What needs to be done: What lines of the data include the string "from"? Copy them all.

↓

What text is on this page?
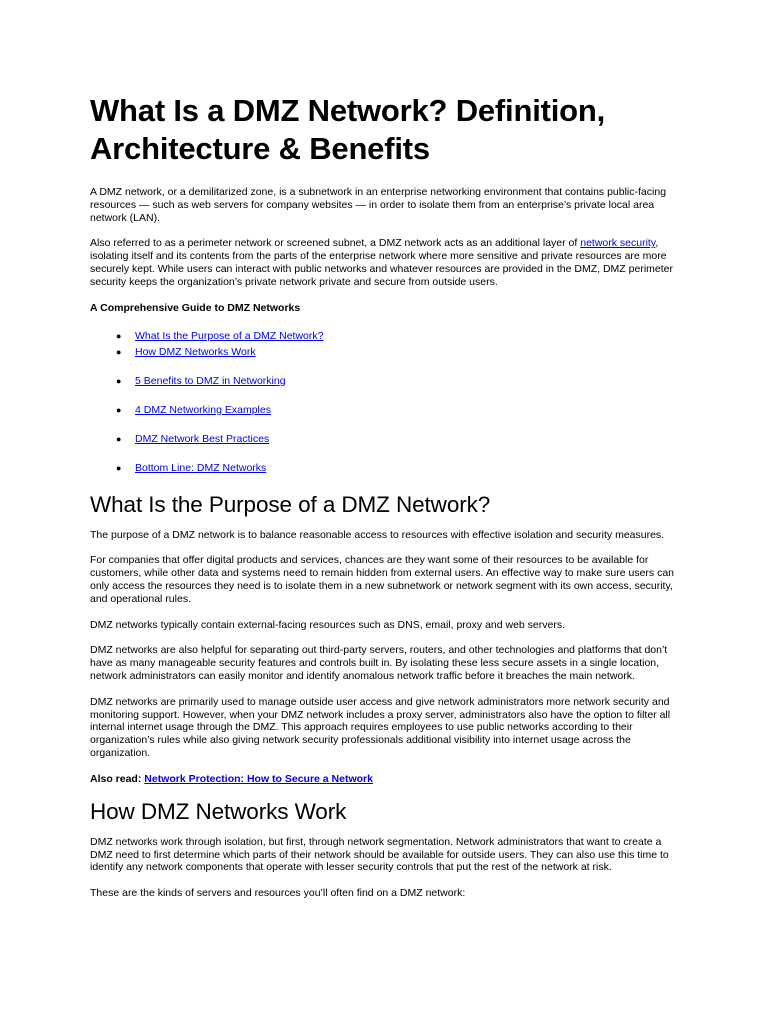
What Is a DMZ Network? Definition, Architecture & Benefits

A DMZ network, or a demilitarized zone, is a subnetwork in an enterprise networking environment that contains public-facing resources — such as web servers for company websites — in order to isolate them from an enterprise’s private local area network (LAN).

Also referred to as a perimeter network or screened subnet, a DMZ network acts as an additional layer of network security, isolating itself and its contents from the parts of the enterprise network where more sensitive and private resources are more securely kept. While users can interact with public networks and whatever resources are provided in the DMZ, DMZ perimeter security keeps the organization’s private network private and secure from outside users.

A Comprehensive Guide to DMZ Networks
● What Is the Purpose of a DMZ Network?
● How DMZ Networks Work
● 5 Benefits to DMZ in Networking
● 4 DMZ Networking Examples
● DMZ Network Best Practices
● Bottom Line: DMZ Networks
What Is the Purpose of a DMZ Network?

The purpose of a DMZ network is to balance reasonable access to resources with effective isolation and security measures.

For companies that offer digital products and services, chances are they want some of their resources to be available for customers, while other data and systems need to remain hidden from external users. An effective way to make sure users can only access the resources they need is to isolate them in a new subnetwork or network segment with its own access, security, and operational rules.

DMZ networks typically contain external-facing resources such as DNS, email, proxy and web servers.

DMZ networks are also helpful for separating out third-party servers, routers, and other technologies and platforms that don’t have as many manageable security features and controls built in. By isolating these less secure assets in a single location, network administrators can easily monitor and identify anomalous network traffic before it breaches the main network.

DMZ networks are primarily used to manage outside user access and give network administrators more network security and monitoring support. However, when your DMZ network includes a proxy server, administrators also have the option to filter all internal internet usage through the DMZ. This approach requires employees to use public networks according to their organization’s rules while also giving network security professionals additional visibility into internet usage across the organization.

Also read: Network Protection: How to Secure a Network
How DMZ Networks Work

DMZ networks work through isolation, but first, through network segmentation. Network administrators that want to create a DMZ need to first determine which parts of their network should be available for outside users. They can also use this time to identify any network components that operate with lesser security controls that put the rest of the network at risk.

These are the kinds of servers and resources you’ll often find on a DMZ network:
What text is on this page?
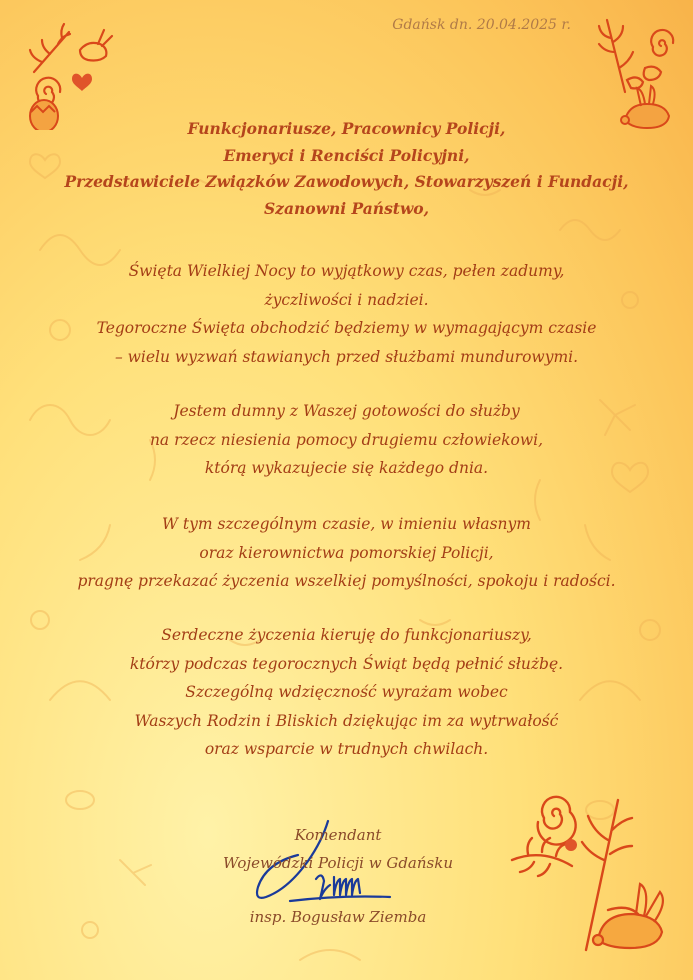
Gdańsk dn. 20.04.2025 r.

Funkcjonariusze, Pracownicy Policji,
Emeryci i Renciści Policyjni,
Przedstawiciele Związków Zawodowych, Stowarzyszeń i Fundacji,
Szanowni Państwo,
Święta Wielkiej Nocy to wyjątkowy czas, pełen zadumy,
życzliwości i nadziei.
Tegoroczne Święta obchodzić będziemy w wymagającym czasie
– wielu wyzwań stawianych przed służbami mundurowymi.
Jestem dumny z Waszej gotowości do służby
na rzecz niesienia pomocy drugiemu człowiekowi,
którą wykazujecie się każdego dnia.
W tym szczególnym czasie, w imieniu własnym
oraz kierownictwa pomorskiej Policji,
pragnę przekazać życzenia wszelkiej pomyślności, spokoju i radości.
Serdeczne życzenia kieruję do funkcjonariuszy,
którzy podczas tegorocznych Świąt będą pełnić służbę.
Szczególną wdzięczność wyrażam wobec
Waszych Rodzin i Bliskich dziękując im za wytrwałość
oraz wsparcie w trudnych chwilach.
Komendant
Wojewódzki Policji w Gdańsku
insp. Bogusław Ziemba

↑
↓

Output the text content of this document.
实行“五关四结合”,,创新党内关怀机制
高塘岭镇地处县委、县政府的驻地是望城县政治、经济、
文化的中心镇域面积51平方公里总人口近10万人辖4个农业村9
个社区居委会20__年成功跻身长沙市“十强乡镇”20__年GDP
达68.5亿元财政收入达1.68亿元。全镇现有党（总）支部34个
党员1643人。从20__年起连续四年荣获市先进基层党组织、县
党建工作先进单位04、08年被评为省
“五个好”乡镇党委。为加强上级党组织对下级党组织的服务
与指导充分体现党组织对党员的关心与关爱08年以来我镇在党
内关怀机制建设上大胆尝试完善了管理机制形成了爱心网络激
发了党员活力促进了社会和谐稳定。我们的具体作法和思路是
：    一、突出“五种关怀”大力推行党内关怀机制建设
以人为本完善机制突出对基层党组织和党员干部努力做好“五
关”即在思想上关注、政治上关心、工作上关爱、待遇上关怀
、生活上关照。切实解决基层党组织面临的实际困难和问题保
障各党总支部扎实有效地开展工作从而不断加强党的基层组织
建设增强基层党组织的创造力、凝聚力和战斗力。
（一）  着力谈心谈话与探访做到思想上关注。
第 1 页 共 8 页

↑

Solution below:
A DMZ network, or a demilitarized zone, is a subnetwork in an enterprise networking environment that contains public-facing resources — such as web servers for company websites — in order to isolate them from an enterprise’s private local area network (LAN).
Also referred to as a perimeter network or screened subnet, a DMZ network acts as an additional layer of network security, isolating itself and its contents from the parts of the enterprise network where more sensitive and private resources are more securely kept. While users can interact with public networks and whatever resources are provided in the DMZ, DMZ perimeter security keeps the organization’s private network private and secure from outside users.
For companies that offer digital products and services, chances are they want some of their resources to be available for customers, while other data and systems need to remain hidden from external users. An effective way to make sure users can only access the resources they need is to isolate them in a new subnetwork or network segment with its own access, security, and operational rules.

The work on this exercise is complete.